(PASSAGE TO READ):

################

RUSLE2 was originally developed as a Windows-based Microsoft Visual C++ desktop
application. To facilitate functioning as a web service a modeling engine known as the
RomeShell was added to RUSLE2. The Object Modeling System 3.0 (OMS 3.0) framework
[42], [43] using WINE [44] provides middleware to facilitate model to web service inter-
operation. OMS was developed by the USDA–ARS in cooperation with Colorado State
University and supports component-oriented simulation model development in Java, C/C++ and
FORTRAN. OMS provides numerous tools supporting data retrieval, GIS, graphical
visualization, statistical analysis and model calibration. The RUSLE2 web service was
implemented as a JAX-RS RESTful JSON-based service hosted by Apache Tomcat [45].
A Eucalyptus 2.0 [46] IaaS private cloud was built and hosted by Colorado State
University which consisted of 9 SUN X6270 blade servers on the same chassis sharing a private
1 Giga-bit VLAN with dual Intel Xeon X5560-quad core 2.8 GHz CPUs each with 24GB ram
28
and 146GB HDDs. The host operating system was Ubuntu Linux (2.6.35-22) 64-bit server
10.10. VM guests ran Ubuntu Linux (2.6.31-22) 32 and 64-bit server 9.10. 8 blade servers were
configured as Eucalyptus node-controllers, and 1 blade server was configured as the Eucalyptus
cloud-controller, cluster-controller, walrus server, and storage-controller. Eucalyptus-based
managed mode networking was configured using a managed Ethernet switch isolating VMs on
their own private VLANs.
QEMU version 0.12.5, a Linux-based PC system emulator, was used to provide VMs.
QEMU makes use of the KVM Linux kernel modules (version 2.6.35-22) to achieve full
virtualization of the guest operating system. Recent enhancements to Intel/AMD x86-based
CPUs provide special CPU-extensions to support full virtualization of guest operating systems
without modification. With these extensions device emulation overhead can be reduced to
improve performance. One limitation of full virtualization versus XEN-based paravirtualization
is that network and disk devices must be fully emulated. XEN-based paravirtualization requires
special versions of both the host and guest operating systems with the benefit of near-direct
physical device access [3].
3.4.7. Application Components
Table 3.1 describes the four VM image types used to implement the components of
RUSLE2's application stack. The Model M VM hosts the model computation and web services
using Apache Tomcat. The Database D VM hosts the spatial database which resolves latitude
and longitude coordinates to assist in parameterizing climate, soil, and management data for
RUSLE2. Postgresql was used as a relational database and PostGIS extensions were used to
support spatial database functions [47], [48]. The file server F VM was used by the RUSLE2
model to acquire XML files to parameterize data for model runs. NGINX [49], a lightweight
29
high performance web server provided access to a library of static XML files which were on
average ~5KB each. The logging L VM provided historical tracking of modeling activity. The
codebeamer tracking facility was used to log model activity [50]. Codebeamer provides an
extensive customizable GUI and reporting facility. A simple JAX-RS RESTful JSON-based
web service was developed to encapsulate logging functions to decouple Codebeamer from the
RUSLE2 web service and also to provide a logging queue to prevent logging delays from
interfering with the RUSLE2 webservice. HAProxy was used to provide round-robin load
balancing of M and D VMs. HAProxy is a dynamically configurable very fast load balancer
which supports proxying both TCP and HTTP socket-based network traffic [51].

################

(LISTED RECORDS):
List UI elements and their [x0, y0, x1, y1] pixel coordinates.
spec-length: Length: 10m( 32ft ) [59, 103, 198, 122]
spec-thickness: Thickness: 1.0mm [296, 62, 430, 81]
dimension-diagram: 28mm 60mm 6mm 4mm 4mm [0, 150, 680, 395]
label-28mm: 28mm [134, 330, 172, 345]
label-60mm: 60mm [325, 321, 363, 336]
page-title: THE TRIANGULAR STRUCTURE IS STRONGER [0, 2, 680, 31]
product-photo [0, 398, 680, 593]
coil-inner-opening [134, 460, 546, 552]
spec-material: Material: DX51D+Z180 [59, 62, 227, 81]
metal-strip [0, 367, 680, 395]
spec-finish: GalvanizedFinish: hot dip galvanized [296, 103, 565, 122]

################

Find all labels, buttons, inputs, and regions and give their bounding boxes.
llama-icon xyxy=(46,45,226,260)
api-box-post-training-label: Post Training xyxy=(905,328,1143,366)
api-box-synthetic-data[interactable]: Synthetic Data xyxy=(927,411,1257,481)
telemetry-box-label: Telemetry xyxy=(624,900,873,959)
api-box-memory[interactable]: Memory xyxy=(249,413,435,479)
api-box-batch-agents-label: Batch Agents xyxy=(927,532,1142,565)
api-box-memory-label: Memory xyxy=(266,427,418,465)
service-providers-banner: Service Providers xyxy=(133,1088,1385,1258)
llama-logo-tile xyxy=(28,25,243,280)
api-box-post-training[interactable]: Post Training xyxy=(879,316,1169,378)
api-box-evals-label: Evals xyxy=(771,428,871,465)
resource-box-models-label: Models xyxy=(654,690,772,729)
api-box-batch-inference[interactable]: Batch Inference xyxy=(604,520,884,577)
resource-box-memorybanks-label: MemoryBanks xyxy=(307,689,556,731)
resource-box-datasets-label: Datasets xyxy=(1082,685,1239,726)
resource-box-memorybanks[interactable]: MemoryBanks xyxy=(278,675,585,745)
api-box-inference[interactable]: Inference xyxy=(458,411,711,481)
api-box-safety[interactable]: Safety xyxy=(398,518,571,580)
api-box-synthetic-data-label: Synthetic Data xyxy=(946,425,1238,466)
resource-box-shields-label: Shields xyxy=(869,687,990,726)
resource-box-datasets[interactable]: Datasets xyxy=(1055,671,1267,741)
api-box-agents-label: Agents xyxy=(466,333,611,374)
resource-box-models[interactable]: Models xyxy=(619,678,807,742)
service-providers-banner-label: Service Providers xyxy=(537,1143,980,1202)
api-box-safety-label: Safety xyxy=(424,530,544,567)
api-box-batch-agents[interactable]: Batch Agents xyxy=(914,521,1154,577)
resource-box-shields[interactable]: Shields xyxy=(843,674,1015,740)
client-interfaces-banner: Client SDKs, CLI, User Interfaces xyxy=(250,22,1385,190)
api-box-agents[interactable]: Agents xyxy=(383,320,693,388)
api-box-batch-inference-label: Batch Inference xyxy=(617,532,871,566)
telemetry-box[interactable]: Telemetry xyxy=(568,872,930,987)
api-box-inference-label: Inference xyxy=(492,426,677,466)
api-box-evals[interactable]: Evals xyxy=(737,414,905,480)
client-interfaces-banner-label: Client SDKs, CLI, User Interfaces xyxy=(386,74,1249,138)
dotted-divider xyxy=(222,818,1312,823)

################

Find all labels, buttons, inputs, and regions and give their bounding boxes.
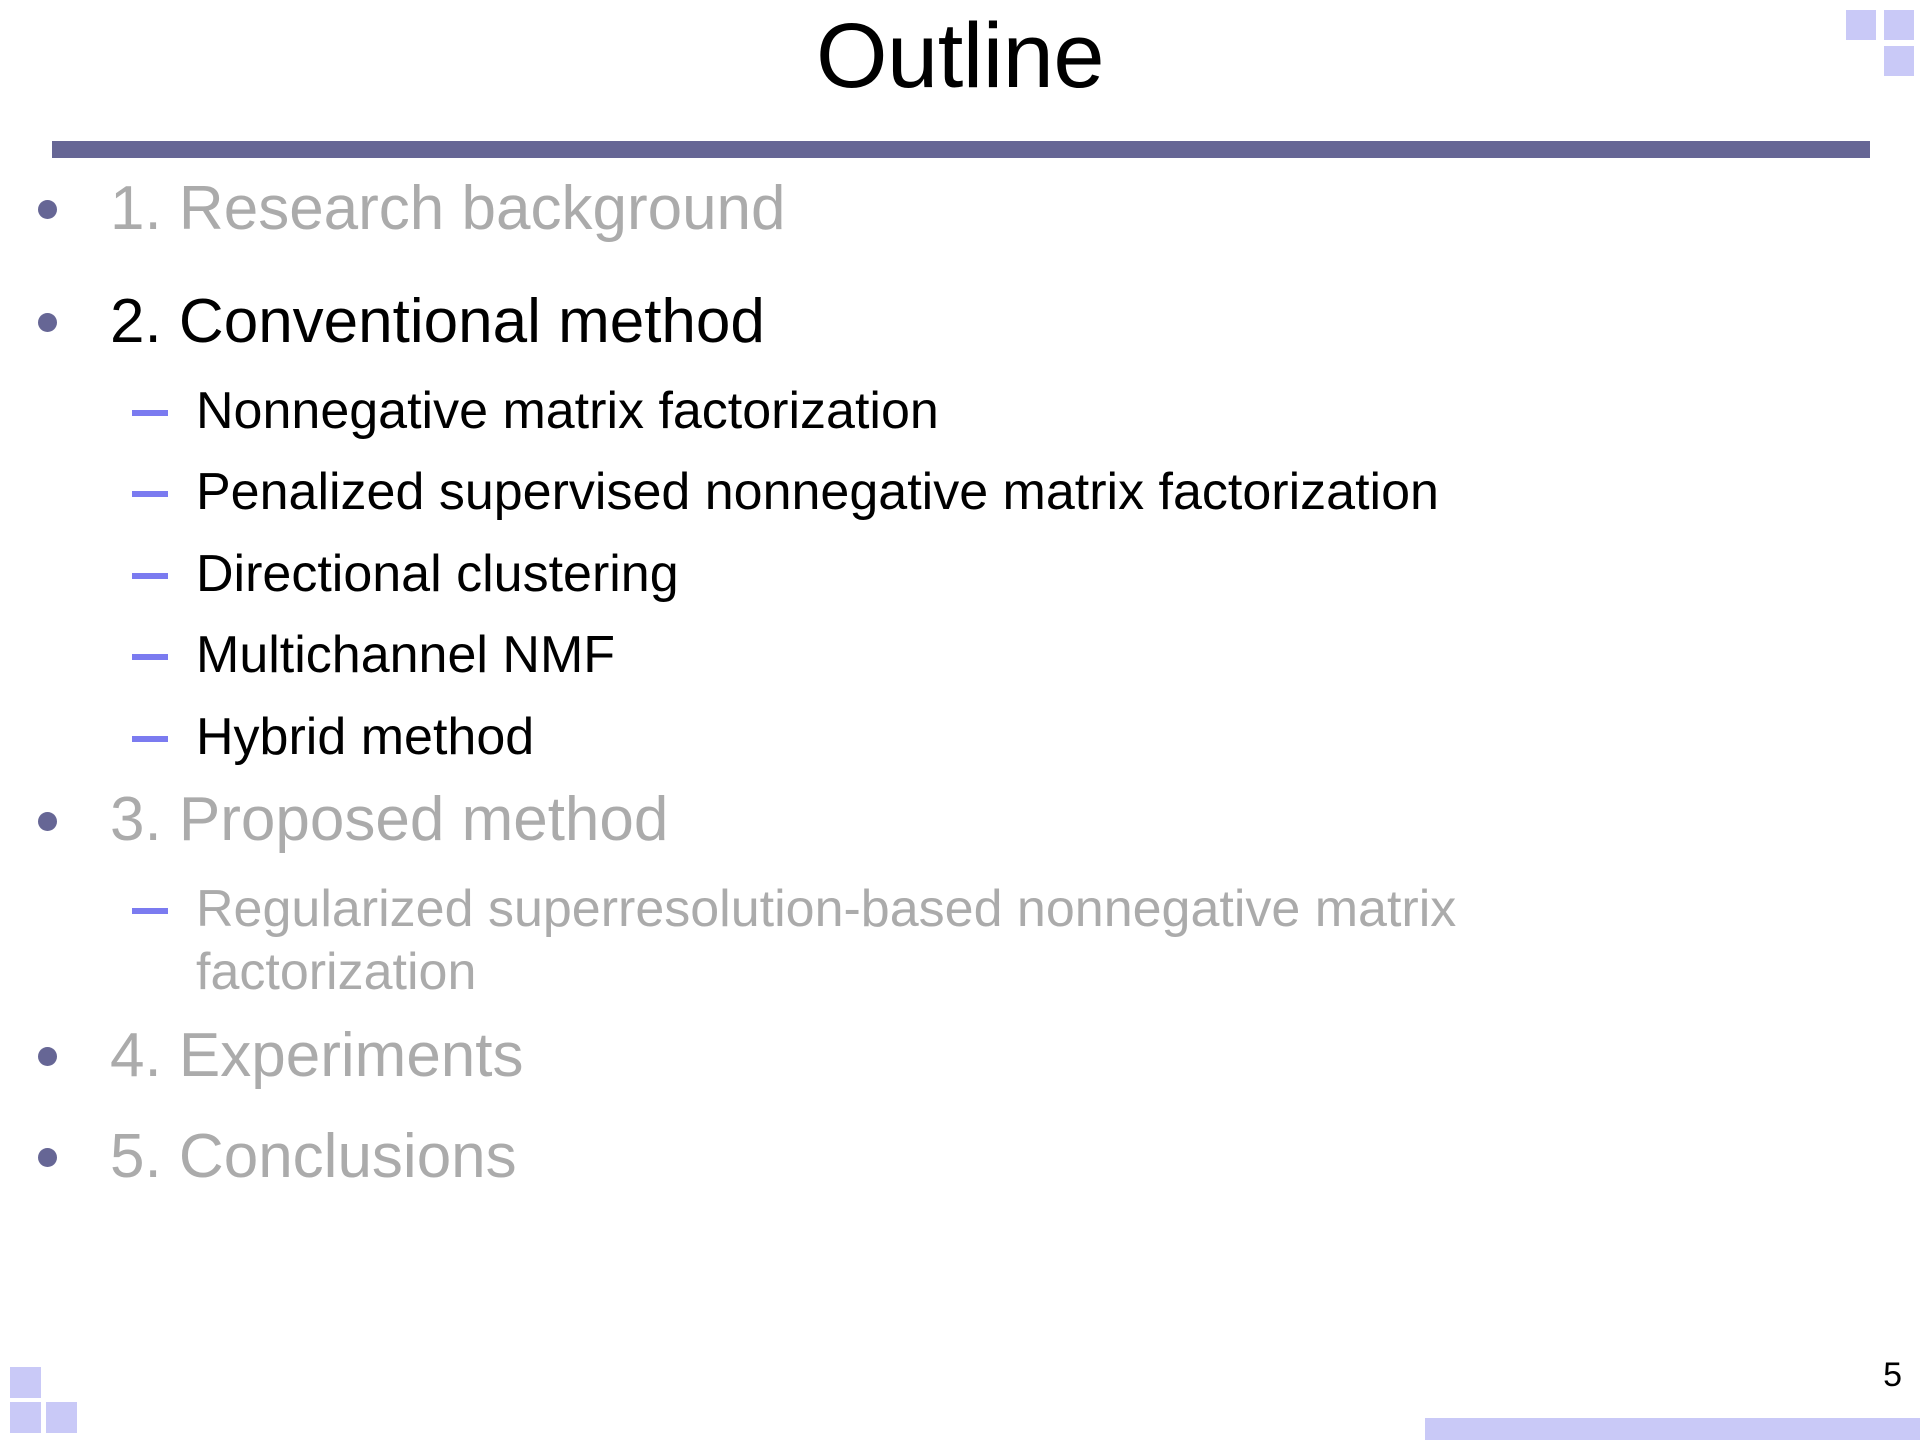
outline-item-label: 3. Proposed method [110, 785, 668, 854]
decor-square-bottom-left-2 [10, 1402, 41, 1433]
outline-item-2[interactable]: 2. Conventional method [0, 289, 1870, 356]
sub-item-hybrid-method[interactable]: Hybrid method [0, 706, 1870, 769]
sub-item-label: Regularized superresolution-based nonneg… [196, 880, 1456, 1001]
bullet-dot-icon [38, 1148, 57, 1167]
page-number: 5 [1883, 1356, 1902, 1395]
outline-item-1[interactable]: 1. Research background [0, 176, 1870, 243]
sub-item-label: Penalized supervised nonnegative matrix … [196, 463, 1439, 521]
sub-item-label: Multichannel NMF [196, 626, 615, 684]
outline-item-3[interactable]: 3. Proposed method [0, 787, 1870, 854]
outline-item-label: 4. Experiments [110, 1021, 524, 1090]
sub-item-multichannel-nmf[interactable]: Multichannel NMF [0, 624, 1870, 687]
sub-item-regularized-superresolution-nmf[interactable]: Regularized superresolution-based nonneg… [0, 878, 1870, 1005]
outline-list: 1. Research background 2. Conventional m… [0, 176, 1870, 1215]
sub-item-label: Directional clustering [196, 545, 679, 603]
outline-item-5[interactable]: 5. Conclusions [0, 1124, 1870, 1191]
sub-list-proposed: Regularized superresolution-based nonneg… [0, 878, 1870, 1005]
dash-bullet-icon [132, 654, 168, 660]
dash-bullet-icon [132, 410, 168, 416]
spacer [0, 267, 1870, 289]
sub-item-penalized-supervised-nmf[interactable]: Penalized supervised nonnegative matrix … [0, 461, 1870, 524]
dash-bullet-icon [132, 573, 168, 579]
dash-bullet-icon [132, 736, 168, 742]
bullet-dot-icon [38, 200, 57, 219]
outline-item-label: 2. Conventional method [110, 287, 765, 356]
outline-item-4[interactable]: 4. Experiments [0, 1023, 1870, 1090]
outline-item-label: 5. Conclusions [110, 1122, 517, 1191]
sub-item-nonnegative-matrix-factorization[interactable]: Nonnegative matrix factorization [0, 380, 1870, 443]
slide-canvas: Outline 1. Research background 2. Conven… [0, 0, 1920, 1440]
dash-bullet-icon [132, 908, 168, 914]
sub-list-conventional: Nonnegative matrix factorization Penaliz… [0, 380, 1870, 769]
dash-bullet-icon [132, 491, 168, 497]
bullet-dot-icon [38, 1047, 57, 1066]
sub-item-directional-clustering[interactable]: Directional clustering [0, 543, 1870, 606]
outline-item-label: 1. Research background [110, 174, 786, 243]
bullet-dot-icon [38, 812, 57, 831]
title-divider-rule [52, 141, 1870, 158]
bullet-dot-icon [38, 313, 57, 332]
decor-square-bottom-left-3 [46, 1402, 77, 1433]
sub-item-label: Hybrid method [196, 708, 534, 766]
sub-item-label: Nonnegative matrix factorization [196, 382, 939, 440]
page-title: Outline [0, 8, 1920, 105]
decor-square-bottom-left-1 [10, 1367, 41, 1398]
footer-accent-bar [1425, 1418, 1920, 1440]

################

(DIRECTIVES):
• A. In the passage on the RUSLE2 deployment, why was a separate JAX-RS RESTful JSON-based web service built around the logging functions? Answer in one to three sentences.
• B. Summarize the passage on the RUSLE2 deployment in exactly three sentences.
• C. Write the next part of the passage on the RUSLE2 deployment, picking up after its final sentence about HAProxy.

(ANSWERS FOR THIS EXERCISE):
• A. It was built to decouple Codebeamer from the RUSLE2 web service. It also provided a logging queue so that logging delays would not interfere with the RUSLE2 web service.

• B. RUSLE2, first built as a Windows desktop application, gained the RomeShell engine and used the OMS 3.0 framework with WINE to run as a JAX-RS RESTful JSON-based web service hosted by Apache Tomcat. It was deployed on a Eucalyptus 2.0 private cloud of nine blade servers at Colorado State University, with VMs provided by QEMU using KVM kernel modules for full virtualization. The application stack used four VM image types: a model VM, a PostgreSQL/PostGIS spatial database VM, an NGINX file server VM for XML parameter files, and a Codebeamer logging VM, while HAProxy load-balanced the model and database VMs.

• C.
Table 3.1. Virtual Machine Types
VM Description
M Model 64-bit Ubuntu 9.10 server w/ Apache Tomcat 6.0.20, Wine 1.0.1, RUSLE2, Object Modeling System (OMS 3.0)
D Database
64-bit Ubuntu 9.10 server w/ Postgresql-8.4, and PostGIS 1.4.0-2. Spatial database consists of soil data (1.7 million shapes, 167 million points), management data (98 shapes, 489k points), and climate data (31k shapes, 3 million points), totaling 4.6 GB for the state of TN and CO
F File server 64-bit Ubuntu 9.10 server w/ nginx 0.7.62 to serve XML files which parameterize the RUSLE2 model. 57,185 XML files consisting of 305MB.
L Logger 32-bit Ubuntu 9.10 server with Codebeamer 5.5 running on Tomcat. Custom RESTful JSON-based logging wrapper web service.
3.4.3. Component Deployments
Our application stack of 4 components can be deployed 15 possible ways across 4
physical node computers. Tables 3.2 shows the four stack deployments we tested labeled as P1-
P4 and V1-V4 respectively. P1-P4 denotes physical stack deployments where components were
deployed on physical machines by installing software directly on the host operating system. V1-
V4 denotes virtual stack deployments where components were imaged and then launched as
VMs in our private Eucalyptus cloud. Eucalyptus does not provide control where VMs are
30
physically deployed. To test (V1-V4) deployments placeholder VMs were launched and
terminated to force the desired VM placements as using Eucalyptus' round-robin VM
deployment scheme. We expected the D and M components to be the most resource intensive
components motivating our interest to test their deployment in isolation on physical nodes
(P2/V2 and P4/V4). P1/V1 tested the deployment of all components on a single machine. P1/V1
should benefit from locality of dependent services which should reduce dependence on network
I/O with the added cost of greater contention for local disk and CPU resources. P3/V3 tested
running each component in isolation, allowing components the greatest freedom to fully utilize
local CPU and disk resources, at the expense of greater network I/O requirements.
Table 3.2. Physical (P) and Virtual (V) Stacks Deployment
Node 1 Node 2 Node 3 Node 4
P1/V1 M D F L
P2/V2 M D F L
P3/V3 M D F L
P4/V4 M L F D
Eucalyptus 2.0 allows custom definitions for VM sizes (small, medium, large) supporting
customization of the number of virtual CPUs, memory, and disk size allocations. We tested a
variety of VM resource allocations for our application VMs. For some tests we over-allocated
the number of virtual CPUs far beyond the number of physical CPUs present on the host
machine. For stack deployments with multi-tenancy this increased contention for computational
resources.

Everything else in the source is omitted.